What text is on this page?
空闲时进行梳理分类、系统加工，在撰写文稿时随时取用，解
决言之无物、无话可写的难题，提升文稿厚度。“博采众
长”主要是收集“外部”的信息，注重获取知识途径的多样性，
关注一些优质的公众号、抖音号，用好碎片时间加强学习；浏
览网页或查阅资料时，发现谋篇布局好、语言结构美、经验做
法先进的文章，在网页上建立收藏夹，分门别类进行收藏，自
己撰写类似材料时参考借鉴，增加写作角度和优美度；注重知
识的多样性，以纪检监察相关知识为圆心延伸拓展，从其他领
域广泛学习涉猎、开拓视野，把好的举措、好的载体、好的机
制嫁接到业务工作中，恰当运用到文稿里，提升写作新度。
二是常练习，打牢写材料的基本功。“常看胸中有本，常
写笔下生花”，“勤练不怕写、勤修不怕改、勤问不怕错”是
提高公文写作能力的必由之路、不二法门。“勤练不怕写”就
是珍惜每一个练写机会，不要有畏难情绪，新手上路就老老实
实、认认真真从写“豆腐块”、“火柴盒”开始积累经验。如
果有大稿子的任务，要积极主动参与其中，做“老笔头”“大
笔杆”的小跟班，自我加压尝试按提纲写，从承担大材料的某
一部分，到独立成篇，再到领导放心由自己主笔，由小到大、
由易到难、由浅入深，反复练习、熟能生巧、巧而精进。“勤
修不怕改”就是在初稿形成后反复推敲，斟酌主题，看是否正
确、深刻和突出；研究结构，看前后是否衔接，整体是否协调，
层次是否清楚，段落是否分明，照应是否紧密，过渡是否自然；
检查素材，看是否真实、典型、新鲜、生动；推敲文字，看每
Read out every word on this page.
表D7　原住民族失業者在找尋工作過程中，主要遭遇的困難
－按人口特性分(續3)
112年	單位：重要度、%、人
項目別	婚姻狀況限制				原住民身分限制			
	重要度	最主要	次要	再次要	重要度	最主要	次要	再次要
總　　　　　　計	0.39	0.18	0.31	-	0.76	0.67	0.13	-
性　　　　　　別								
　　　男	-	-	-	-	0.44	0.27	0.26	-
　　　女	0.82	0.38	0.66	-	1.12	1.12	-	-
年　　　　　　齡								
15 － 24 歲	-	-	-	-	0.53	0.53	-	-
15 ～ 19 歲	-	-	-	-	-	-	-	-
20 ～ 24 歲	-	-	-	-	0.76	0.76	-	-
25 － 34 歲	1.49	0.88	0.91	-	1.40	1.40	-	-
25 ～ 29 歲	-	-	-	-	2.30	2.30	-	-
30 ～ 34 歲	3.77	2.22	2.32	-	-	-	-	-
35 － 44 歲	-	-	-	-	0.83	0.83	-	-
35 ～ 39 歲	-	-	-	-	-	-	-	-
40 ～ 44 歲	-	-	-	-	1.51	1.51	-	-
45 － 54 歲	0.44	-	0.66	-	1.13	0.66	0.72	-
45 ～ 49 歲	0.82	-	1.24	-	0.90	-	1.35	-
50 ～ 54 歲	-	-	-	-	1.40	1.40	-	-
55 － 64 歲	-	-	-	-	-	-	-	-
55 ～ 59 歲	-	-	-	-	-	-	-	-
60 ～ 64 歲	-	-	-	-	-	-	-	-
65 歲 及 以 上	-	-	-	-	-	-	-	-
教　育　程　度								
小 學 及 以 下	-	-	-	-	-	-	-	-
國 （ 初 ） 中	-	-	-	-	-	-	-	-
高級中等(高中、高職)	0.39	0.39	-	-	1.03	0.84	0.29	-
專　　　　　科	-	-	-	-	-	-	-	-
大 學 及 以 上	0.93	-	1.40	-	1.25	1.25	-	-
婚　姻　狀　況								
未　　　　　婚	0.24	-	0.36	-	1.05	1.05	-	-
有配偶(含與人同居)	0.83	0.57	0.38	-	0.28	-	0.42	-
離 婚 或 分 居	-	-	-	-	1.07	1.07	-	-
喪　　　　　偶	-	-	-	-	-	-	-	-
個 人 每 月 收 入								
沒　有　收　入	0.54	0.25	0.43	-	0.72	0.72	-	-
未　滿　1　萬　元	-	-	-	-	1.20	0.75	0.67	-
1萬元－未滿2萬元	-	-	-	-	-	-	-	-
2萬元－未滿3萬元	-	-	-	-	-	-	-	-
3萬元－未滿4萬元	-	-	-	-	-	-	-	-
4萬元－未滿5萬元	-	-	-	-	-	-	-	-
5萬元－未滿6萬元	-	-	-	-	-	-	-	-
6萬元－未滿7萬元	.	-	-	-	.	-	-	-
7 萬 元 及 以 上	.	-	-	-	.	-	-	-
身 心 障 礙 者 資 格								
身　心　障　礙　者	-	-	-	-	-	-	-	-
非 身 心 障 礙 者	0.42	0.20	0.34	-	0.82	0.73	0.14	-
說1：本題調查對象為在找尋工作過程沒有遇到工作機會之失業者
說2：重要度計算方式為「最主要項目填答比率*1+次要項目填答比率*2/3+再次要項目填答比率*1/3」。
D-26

## Task requirements
Extract the full listing above without altering anything.

## Result of the task
What text is on this page?
空闲时进行梳理分类、系统加工，在撰写文稿时随时取用，解
决言之无物、无话可写的难题，提升文稿厚度。“博采众
长”主要是收集“外部”的信息，注重获取知识途径的多样性，
关注一些优质的公众号、抖音号，用好碎片时间加强学习；浏
览网页或查阅资料时，发现谋篇布局好、语言结构美、经验做
法先进的文章，在网页上建立收藏夹，分门别类进行收藏，自
己撰写类似材料时参考借鉴，增加写作角度和优美度；注重知
识的多样性，以纪检监察相关知识为圆心延伸拓展，从其他领
域广泛学习涉猎、开拓视野，把好的举措、好的载体、好的机
制嫁接到业务工作中，恰当运用到文稿里，提升写作新度。
二是常练习，打牢写材料的基本功。“常看胸中有本，常
写笔下生花”，“勤练不怕写、勤修不怕改、勤问不怕错”是
提高公文写作能力的必由之路、不二法门。“勤练不怕写”就
是珍惜每一个练写机会，不要有畏难情绪，新手上路就老老实
实、认认真真从写“豆腐块”、“火柴盒”开始积累经验。如
果有大稿子的任务，要积极主动参与其中，做“老笔头”“大
笔杆”的小跟班，自我加压尝试按提纲写，从承担大材料的某
一部分，到独立成篇，再到领导放心由自己主笔，由小到大、
由易到难、由浅入深，反复练习、熟能生巧、巧而精进。“勤
修不怕改”就是在初稿形成后反复推敲，斟酌主题，看是否正
确、深刻和突出；研究结构，看前后是否衔接，整体是否协调，
层次是否清楚，段落是否分明，照应是否紧密，过渡是否自然；
检查素材，看是否真实、典型、新鲜、生动；推敲文字，看每
Read out every word on this page.
表D7　原住民族失業者在找尋工作過程中，主要遭遇的困難
－按人口特性分(續3)
112年	單位：重要度、%、人
項目別	婚姻狀況限制				原住民身分限制			
	重要度	最主要	次要	再次要	重要度	最主要	次要	再次要
總　　　　　　計	0.39	0.18	0.31	-	0.76	0.67	0.13	-
性　　　　　　別								
　　　男	-	-	-	-	0.44	0.27	0.26	-
　　　女	0.82	0.38	0.66	-	1.12	1.12	-	-
年　　　　　　齡								
15 － 24 歲	-	-	-	-	0.53	0.53	-	-
15 ～ 19 歲	-	-	-	-	-	-	-	-
20 ～ 24 歲	-	-	-	-	0.76	0.76	-	-
25 － 34 歲	1.49	0.88	0.91	-	1.40	1.40	-	-
25 ～ 29 歲	-	-	-	-	2.30	2.30	-	-
30 ～ 34 歲	3.77	2.22	2.32	-	-	-	-	-
35 － 44 歲	-	-	-	-	0.83	0.83	-	-
35 ～ 39 歲	-	-	-	-	-	-	-	-
40 ～ 44 歲	-	-	-	-	1.51	1.51	-	-
45 － 54 歲	0.44	-	0.66	-	1.13	0.66	0.72	-
45 ～ 49 歲	0.82	-	1.24	-	0.90	-	1.35	-
50 ～ 54 歲	-	-	-	-	1.40	1.40	-	-
55 － 64 歲	-	-	-	-	-	-	-	-
55 ～ 59 歲	-	-	-	-	-	-	-	-
60 ～ 64 歲	-	-	-	-	-	-	-	-
65 歲 及 以 上	-	-	-	-	-	-	-	-
教　育　程　度								
小 學 及 以 下	-	-	-	-	-	-	-	-
國 （ 初 ） 中	-	-	-	-	-	-	-	-
高級中等(高中、高職)	0.39	0.39	-	-	1.03	0.84	0.29	-
專　　　　　科	-	-	-	-	-	-	-	-
大 學 及 以 上	0.93	-	1.40	-	1.25	1.25	-	-
婚　姻　狀　況								
未　　　　　婚	0.24	-	0.36	-	1.05	1.05	-	-
有配偶(含與人同居)	0.83	0.57	0.38	-	0.28	-	0.42	-
離 婚 或 分 居	-	-	-	-	1.07	1.07	-	-
喪　　　　　偶	-	-	-	-	-	-	-	-
個 人 每 月 收 入								
沒　有　收　入	0.54	0.25	0.43	-	0.72	0.72	-	-
未　滿　1　萬　元	-	-	-	-	1.20	0.75	0.67	-
1萬元－未滿2萬元	-	-	-	-	-	-	-	-
2萬元－未滿3萬元	-	-	-	-	-	-	-	-
3萬元－未滿4萬元	-	-	-	-	-	-	-	-
4萬元－未滿5萬元	-	-	-	-	-	-	-	-
5萬元－未滿6萬元	-	-	-	-	-	-	-	-
6萬元－未滿7萬元	.	-	-	-	.	-	-	-
7 萬 元 及 以 上	.	-	-	-	.	-	-	-
身 心 障 礙 者 資 格								
身　心　障　礙　者	-	-	-	-	-	-	-	-
非 身 心 障 礙 者	0.42	0.20	0.34	-	0.82	0.73	0.14	-
說1：本題調查對象為在找尋工作過程沒有遇到工作機會之失業者
說2：重要度計算方式為「最主要項目填答比率*1+次要項目填答比率*2/3+再次要項目填答比率*1/3」。
D-26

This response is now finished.